#### [Task description]
Pictures do not belong in the copy; transcribe everything else in the records exactly.

#### [Source material]
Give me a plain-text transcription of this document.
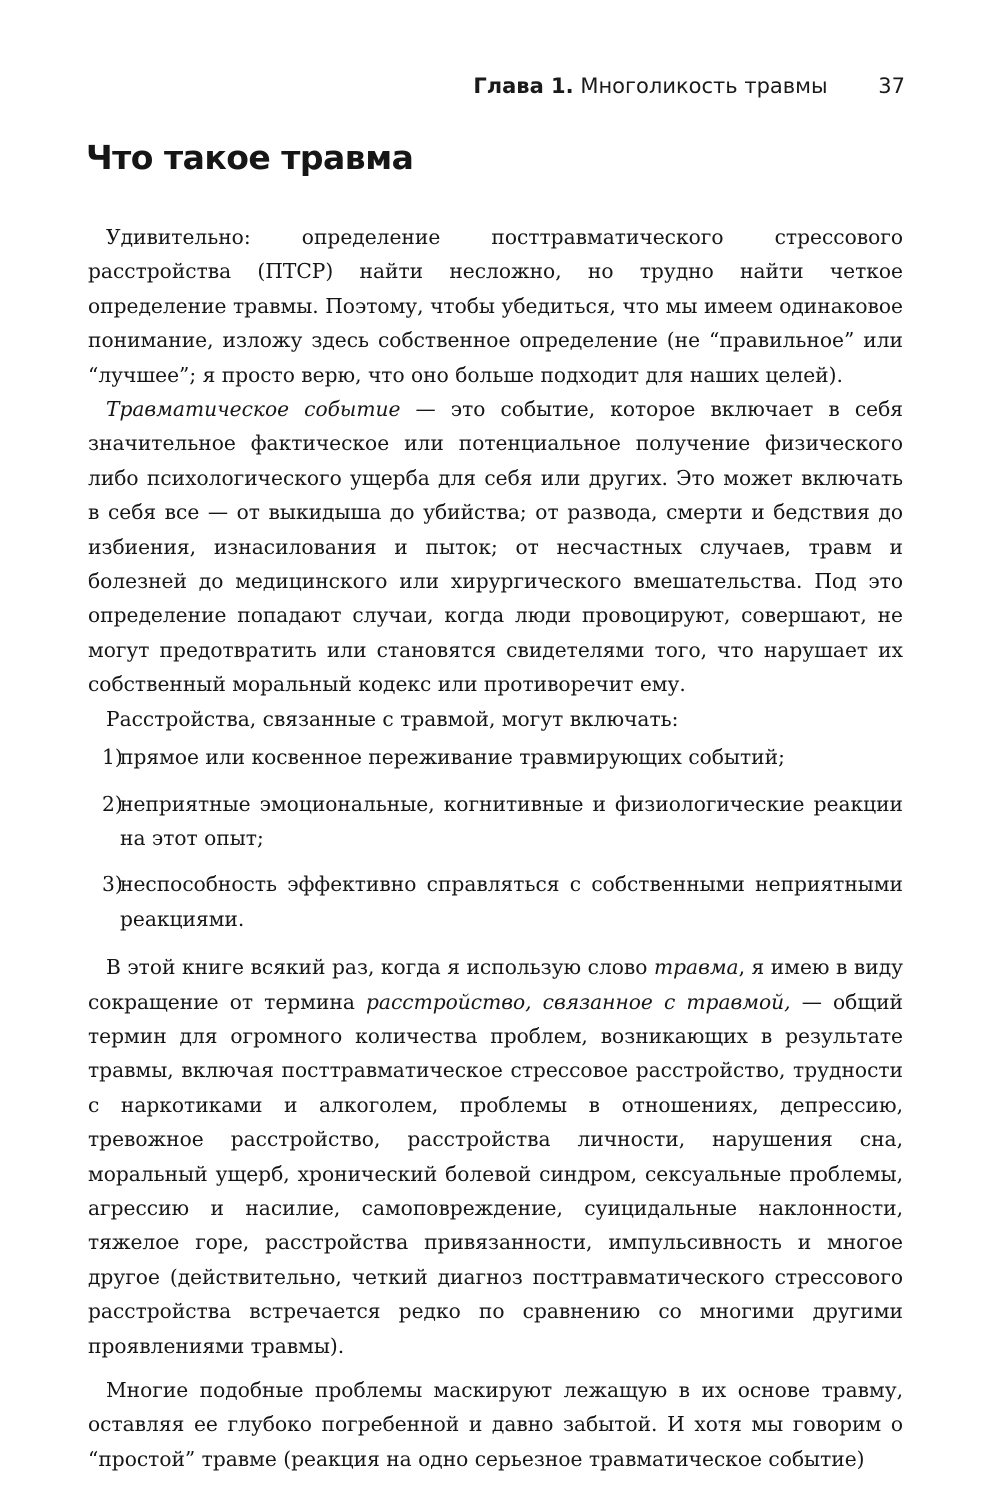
Глава 1. Многоликость травмы 37
Что такое травма

Удивительно: определение посттравматического стрессового расстройства (ПТСР) найти несложно, но трудно найти четкое определение травмы. Поэтому, чтобы убедиться, что мы имеем одинаковое понимание, изложу здесь собственное определение (не “правильное” или “лучшее”; я просто верю, что оно больше подходит для наших целей).

Травматическое событие — это событие, которое включает в себя значительное фактическое или потенциальное получение физического либо психологического ущерба для себя или других. Это может включать в себя все — от выкидыша до убийства; от развода, смерти и бедствия до избиения, изнасилования и пыток; от несчастных случаев, травм и болезней до медицинского или хирургического вмешательства. Под это определение попадают случаи, когда люди провоцируют, совершают, не могут предотвратить или становятся свидетелями того, что нарушает их собственный моральный кодекс или противоречит ему.

Расстройства, связанные с травмой, могут включать:

1)
прямое или косвенное переживание травмирующих событий;
2)
неприятные эмоциональные, когнитивные и физиологические реакции на этот опыт;
3)
неспособность эффективно справляться с собственными неприятными реакциями.

В этой книге всякий раз, когда я использую слово травма, я имею в виду сокращение от термина расстройство, связанное с травмой, — общий термин для огромного количества проблем, возникающих в результате травмы, включая посттравматическое стрессовое расстройство, трудности с наркотиками и алкоголем, проблемы в отношениях, депрессию, тревожное расстройство, расстройства личности, нарушения сна, моральный ущерб, хронический болевой синдром, сексуальные проблемы, агрессию и насилие, самоповреждение, суицидальные наклонности, тяжелое горе, расстройства привязанности, импульсивность и многое другое (действительно, четкий диагноз посттравматического стрессового расстройства встречается редко по сравнению со многими другими проявлениями травмы).

Многие подобные проблемы маскируют лежащую в их основе травму, оставляя ее глубоко погребенной и давно забытой. И хотя мы говорим о “простой” травме (реакция на одно серьезное травматическое событие)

#### [Reply]
Give me a plain-text transcription of this document.
Глава 1. Многоликость травмы 37
Что такое травма

Удивительно: определение посттравматического стрессового расстройства (ПТСР) найти несложно, но трудно найти четкое определение травмы. Поэтому, чтобы убедиться, что мы имеем одинаковое понимание, изложу здесь собственное определение (не “правильное” или “лучшее”; я просто верю, что оно больше подходит для наших целей).

Травматическое событие — это событие, которое включает в себя значительное фактическое или потенциальное получение физического либо психологического ущерба для себя или других. Это может включать в себя все — от выкидыша до убийства; от развода, смерти и бедствия до избиения, изнасилования и пыток; от несчастных случаев, травм и болезней до медицинского или хирургического вмешательства. Под это определение попадают случаи, когда люди провоцируют, совершают, не могут предотвратить или становятся свидетелями того, что нарушает их собственный моральный кодекс или противоречит ему.

Расстройства, связанные с травмой, могут включать:

1)
прямое или косвенное переживание травмирующих событий;
2)
неприятные эмоциональные, когнитивные и физиологические реакции на этот опыт;
3)
неспособность эффективно справляться с собственными неприятными реакциями.

В этой книге всякий раз, когда я использую слово травма, я имею в виду сокращение от термина расстройство, связанное с травмой, — общий термин для огромного количества проблем, возникающих в результате травмы, включая посттравматическое стрессовое расстройство, трудности с наркотиками и алкоголем, проблемы в отношениях, депрессию, тревожное расстройство, расстройства личности, нарушения сна, моральный ущерб, хронический болевой синдром, сексуальные проблемы, агрессию и насилие, самоповреждение, суицидальные наклонности, тяжелое горе, расстройства привязанности, импульсивность и многое другое (действительно, четкий диагноз посттравматического стрессового расстройства встречается редко по сравнению со многими другими проявлениями травмы).

Многие подобные проблемы маскируют лежащую в их основе травму, оставляя ее глубоко погребенной и давно забытой. И хотя мы говорим о “простой” травме (реакция на одно серьезное травматическое событие)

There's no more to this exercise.